Directions:
a: Reproduce the extreme cuisine passage from "Actually these aren’t" up to and including "China – were better.", word for word.
b: Continue the extreme cuisine passage about Beijing's night market from where it stops.

Supplied passage:
EXTREME CUISINE
It's not all bad – it just looks that way.
Actually these aren’t bad. Most bugs when fried are crunchy – hell even when they aren’t fried they are crunchy. It’s the squishy ones that I can’t stand, like the huhu grubs in New Zealand which resemble big globular sacs of something you might cough up if you had lung cancer mixed in with a little peanut butter. The crickets I had in Mexico were positively divine by comparison and even the scorpions – cooked live while threaded on a stick in China – were better.
The Night Market in Beijing
Eating at Beijing’s night market is like competing in Fear Factor without the prize money. Steph and I spent a night daring each other to eat scorpions that were threaded onto a stick still wriggling. Thankfully they died in the grilling process and were quite crunchy, especially their legs – a lot like crickets. Also for sale were baby birds, starfish, seahorses, silk worm cocoons and, of course, dog. The highlight was the beer, 30 cents for a large bottle; I was well drunk after $1.50. Not drunk enough to eat the dead rat though.

Material supplied:

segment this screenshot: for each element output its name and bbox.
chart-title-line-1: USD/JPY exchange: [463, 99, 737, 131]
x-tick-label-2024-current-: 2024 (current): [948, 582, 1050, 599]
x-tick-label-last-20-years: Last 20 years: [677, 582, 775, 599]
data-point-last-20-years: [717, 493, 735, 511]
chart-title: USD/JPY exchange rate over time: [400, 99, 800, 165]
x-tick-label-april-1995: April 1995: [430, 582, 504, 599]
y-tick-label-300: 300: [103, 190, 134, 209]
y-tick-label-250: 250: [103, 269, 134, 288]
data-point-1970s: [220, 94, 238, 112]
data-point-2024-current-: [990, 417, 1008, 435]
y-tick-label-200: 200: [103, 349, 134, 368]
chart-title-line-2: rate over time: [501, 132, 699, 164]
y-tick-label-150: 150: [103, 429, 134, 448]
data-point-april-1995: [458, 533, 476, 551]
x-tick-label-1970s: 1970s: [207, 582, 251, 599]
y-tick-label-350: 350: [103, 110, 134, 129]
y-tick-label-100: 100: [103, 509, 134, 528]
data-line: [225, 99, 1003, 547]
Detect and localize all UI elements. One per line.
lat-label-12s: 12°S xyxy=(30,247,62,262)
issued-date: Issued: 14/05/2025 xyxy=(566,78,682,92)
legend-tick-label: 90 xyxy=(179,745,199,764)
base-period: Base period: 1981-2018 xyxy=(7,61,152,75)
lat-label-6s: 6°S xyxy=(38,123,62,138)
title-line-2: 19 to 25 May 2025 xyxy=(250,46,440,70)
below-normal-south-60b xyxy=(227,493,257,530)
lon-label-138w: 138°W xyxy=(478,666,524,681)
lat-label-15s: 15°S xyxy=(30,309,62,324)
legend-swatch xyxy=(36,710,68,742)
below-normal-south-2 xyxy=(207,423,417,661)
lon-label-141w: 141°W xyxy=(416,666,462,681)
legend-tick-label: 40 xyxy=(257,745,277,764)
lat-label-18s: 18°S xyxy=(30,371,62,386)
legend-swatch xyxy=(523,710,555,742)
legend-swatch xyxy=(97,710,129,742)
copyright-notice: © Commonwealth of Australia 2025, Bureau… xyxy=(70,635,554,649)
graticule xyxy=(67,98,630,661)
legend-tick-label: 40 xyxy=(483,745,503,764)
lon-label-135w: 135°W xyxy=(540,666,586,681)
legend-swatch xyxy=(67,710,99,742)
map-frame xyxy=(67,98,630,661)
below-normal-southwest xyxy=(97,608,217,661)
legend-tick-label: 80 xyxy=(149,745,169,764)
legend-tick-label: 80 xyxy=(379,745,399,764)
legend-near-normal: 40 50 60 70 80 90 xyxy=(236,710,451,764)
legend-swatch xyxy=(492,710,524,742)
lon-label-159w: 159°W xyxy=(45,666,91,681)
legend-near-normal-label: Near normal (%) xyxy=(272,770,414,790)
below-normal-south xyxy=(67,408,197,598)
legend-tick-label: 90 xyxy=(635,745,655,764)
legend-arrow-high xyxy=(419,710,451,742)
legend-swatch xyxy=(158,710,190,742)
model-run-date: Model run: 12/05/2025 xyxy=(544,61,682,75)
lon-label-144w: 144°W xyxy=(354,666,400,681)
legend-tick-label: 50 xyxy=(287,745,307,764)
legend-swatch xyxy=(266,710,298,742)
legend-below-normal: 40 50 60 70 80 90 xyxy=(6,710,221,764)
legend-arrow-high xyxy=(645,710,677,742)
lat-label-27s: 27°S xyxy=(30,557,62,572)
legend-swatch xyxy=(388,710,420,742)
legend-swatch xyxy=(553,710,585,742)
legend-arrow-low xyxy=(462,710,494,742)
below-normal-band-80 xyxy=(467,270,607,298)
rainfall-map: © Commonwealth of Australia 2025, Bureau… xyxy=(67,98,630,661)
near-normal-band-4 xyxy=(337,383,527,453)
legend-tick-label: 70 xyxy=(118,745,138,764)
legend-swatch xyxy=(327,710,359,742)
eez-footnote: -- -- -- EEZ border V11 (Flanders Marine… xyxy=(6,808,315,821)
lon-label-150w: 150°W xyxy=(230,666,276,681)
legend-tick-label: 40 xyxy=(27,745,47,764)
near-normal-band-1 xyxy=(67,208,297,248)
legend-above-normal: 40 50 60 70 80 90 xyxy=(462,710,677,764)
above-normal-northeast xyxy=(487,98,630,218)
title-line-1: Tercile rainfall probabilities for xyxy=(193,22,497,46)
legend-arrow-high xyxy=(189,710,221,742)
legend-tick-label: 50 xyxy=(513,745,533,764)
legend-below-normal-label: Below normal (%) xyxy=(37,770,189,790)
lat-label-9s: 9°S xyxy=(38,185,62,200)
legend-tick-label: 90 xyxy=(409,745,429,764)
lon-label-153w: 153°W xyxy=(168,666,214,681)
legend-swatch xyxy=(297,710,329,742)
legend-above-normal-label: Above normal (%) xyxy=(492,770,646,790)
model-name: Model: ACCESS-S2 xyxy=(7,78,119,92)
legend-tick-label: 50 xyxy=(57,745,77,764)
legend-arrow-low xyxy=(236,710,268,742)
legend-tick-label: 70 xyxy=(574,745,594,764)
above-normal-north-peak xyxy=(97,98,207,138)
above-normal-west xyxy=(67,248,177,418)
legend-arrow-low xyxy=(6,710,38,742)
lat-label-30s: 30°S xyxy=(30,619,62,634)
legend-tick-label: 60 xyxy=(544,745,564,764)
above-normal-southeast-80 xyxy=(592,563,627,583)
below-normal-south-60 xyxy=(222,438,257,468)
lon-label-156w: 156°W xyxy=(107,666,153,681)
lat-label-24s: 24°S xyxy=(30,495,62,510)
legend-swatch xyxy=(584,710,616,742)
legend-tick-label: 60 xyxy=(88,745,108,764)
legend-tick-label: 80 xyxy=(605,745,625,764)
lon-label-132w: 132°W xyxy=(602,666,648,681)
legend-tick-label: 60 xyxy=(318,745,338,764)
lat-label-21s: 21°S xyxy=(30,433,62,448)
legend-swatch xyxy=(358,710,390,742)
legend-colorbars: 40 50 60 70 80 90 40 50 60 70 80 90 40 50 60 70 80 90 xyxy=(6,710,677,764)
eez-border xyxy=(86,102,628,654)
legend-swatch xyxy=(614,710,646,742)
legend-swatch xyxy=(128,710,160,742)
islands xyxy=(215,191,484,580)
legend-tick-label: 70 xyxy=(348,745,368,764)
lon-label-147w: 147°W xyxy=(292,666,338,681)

Answer section:
a:
Actually these aren’t bad. Most bugs when fried are crunchy – hell even when they aren’t fried they are crunchy. It’s the squishy ones that I can’t stand, like the huhu grubs in New Zealand which resemble big globular sacs of something you might cough up if you had lung cancer mixed in with a little peanut butter. The crickets I had in Mexico were positively divine by comparison and even the scorpions – cooked live while threaded on a stick in China – were better.

b:
Chocolate Cricket Chip Cookies
2 1/4 cup flour
1 tsp. baking soda
1 tsp. salt
1 cup butter, softened
3/4 cup sugar
3/4 cup brown sugar
1 tsp. vanilla
2 eggs
1 12-ounce chocolate chips
1 cup chopped nuts
1/2 cup dry-roasted crickets
Preheat oven to 375. In small bowl, combine flour, baking soda and salt; set aside. In large bowl, combine butter, sugar, brown sugar and vanilla; beat until creamy. Beat in eggs. Gradually add flour mixture and insects, mix well. Stir in chocolate chips. Drop by rounded measuring teaspoonfuls onto ungreased cookie sheet. Bake for 8-10 minutes.